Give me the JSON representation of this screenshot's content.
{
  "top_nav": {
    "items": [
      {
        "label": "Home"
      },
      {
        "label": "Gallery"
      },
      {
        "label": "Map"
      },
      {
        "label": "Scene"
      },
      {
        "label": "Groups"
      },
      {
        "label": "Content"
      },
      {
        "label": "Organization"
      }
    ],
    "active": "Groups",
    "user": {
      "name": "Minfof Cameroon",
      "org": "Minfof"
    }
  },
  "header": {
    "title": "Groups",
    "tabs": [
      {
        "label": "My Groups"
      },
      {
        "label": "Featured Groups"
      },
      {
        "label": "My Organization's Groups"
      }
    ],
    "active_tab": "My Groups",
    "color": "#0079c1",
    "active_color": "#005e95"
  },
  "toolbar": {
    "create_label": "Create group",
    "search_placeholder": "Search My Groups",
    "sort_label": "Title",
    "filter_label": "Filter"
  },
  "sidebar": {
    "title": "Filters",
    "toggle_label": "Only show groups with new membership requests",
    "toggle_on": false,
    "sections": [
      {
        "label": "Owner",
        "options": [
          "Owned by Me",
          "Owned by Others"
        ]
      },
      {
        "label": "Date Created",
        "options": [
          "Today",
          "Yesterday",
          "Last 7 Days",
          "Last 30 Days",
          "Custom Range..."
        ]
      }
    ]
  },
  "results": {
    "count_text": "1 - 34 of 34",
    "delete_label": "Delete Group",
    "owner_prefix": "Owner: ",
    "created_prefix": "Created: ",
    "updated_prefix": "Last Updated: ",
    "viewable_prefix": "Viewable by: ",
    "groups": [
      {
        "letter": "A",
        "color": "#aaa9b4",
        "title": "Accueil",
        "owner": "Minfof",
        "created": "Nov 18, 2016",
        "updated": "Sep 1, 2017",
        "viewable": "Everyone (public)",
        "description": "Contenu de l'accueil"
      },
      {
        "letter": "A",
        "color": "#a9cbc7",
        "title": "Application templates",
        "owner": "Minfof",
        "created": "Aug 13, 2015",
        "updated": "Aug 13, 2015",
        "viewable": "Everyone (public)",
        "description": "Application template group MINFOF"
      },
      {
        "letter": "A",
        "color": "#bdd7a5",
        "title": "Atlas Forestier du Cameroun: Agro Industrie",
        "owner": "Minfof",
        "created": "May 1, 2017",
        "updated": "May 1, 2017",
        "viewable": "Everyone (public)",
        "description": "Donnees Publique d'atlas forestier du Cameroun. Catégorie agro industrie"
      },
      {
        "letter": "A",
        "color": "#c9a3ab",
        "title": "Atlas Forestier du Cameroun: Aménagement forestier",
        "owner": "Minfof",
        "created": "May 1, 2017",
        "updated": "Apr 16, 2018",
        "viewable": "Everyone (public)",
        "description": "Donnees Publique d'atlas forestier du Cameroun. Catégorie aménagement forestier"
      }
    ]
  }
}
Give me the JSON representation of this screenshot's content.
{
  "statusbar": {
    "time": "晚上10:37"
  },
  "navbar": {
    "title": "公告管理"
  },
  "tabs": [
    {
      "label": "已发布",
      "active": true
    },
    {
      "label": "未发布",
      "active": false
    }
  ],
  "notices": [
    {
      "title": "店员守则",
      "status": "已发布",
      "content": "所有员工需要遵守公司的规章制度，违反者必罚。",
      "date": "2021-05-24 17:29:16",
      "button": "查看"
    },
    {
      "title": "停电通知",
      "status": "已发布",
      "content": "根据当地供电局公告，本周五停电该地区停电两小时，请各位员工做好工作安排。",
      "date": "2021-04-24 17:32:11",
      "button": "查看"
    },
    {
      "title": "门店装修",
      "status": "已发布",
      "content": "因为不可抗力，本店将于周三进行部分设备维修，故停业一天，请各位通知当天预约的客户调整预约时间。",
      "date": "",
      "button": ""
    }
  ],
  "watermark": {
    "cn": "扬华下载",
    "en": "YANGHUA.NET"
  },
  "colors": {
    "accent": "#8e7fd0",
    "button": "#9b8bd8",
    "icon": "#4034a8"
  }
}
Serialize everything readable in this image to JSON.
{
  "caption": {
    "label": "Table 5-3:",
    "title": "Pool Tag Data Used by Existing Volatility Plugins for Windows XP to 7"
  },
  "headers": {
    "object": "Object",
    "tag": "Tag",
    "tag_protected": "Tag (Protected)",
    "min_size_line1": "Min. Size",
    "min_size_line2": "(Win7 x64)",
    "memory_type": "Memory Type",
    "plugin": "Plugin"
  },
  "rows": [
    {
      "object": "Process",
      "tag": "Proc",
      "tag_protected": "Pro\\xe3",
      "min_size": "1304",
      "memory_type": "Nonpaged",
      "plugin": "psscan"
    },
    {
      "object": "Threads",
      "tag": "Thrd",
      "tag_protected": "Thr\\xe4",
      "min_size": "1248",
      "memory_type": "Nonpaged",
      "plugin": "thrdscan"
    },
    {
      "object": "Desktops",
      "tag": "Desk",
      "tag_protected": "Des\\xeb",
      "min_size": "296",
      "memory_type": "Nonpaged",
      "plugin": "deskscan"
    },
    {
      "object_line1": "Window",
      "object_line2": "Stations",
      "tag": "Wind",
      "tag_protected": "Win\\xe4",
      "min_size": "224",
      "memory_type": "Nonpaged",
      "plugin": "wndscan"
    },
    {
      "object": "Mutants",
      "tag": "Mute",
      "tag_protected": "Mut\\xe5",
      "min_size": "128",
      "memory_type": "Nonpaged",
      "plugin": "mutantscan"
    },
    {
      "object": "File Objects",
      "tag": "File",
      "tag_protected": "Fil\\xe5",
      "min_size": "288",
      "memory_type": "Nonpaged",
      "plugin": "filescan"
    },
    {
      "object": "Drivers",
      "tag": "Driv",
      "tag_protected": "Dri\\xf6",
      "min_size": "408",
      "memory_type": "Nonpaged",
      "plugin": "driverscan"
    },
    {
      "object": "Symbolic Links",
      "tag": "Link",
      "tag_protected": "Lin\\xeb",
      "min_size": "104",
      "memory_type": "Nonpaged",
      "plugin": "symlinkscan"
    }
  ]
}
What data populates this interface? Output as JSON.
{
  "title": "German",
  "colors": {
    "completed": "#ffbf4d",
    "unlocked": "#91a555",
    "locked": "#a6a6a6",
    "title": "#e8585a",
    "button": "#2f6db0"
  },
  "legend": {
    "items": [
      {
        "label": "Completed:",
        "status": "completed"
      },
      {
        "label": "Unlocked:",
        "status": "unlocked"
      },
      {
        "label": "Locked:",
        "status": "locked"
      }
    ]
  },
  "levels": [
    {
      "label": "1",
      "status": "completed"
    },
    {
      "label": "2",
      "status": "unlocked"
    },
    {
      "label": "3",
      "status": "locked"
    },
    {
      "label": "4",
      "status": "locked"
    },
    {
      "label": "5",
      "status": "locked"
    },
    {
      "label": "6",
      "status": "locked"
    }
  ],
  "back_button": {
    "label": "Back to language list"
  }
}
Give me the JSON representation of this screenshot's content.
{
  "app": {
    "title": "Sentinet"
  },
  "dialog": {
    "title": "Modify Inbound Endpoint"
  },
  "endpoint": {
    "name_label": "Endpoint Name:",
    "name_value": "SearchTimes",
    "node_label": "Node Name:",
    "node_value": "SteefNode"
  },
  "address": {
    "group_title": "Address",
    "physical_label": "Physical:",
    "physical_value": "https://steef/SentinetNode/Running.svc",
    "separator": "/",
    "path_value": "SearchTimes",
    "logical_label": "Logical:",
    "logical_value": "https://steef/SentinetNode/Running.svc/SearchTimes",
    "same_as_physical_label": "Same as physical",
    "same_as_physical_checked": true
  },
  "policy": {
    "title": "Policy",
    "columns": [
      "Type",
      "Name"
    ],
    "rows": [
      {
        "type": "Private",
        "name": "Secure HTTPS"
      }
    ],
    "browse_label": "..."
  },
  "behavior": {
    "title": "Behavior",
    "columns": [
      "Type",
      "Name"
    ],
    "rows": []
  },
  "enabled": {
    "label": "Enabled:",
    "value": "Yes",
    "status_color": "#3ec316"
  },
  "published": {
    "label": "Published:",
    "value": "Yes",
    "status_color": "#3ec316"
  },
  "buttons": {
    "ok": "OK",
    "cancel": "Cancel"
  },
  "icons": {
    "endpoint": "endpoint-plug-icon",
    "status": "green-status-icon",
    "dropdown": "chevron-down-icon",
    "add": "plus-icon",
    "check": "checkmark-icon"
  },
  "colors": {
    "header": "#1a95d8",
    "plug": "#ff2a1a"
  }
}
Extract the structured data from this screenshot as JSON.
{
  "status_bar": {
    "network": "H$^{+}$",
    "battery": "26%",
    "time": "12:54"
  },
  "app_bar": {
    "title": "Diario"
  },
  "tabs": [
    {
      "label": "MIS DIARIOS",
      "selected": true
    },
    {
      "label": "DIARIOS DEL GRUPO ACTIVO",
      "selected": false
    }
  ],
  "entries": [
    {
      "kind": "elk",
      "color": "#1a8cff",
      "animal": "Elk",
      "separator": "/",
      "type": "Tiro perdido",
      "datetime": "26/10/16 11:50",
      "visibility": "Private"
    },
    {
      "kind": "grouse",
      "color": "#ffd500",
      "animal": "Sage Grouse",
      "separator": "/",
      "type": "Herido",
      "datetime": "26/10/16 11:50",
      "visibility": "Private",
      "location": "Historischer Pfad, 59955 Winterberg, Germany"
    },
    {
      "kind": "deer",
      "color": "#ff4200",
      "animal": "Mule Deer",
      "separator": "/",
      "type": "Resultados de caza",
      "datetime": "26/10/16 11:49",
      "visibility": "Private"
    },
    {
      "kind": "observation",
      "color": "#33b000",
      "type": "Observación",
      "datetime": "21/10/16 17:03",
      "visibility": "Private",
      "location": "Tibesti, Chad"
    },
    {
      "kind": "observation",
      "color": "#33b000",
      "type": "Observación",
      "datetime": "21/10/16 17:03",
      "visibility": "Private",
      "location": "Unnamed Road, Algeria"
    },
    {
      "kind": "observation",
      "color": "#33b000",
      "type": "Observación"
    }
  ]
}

● **EXERCISE DETAILS**:
Go through the listing above and work out how many lines contain the string "Catégorie". Reply with the number alone.

● **FINISHED TASK**:
2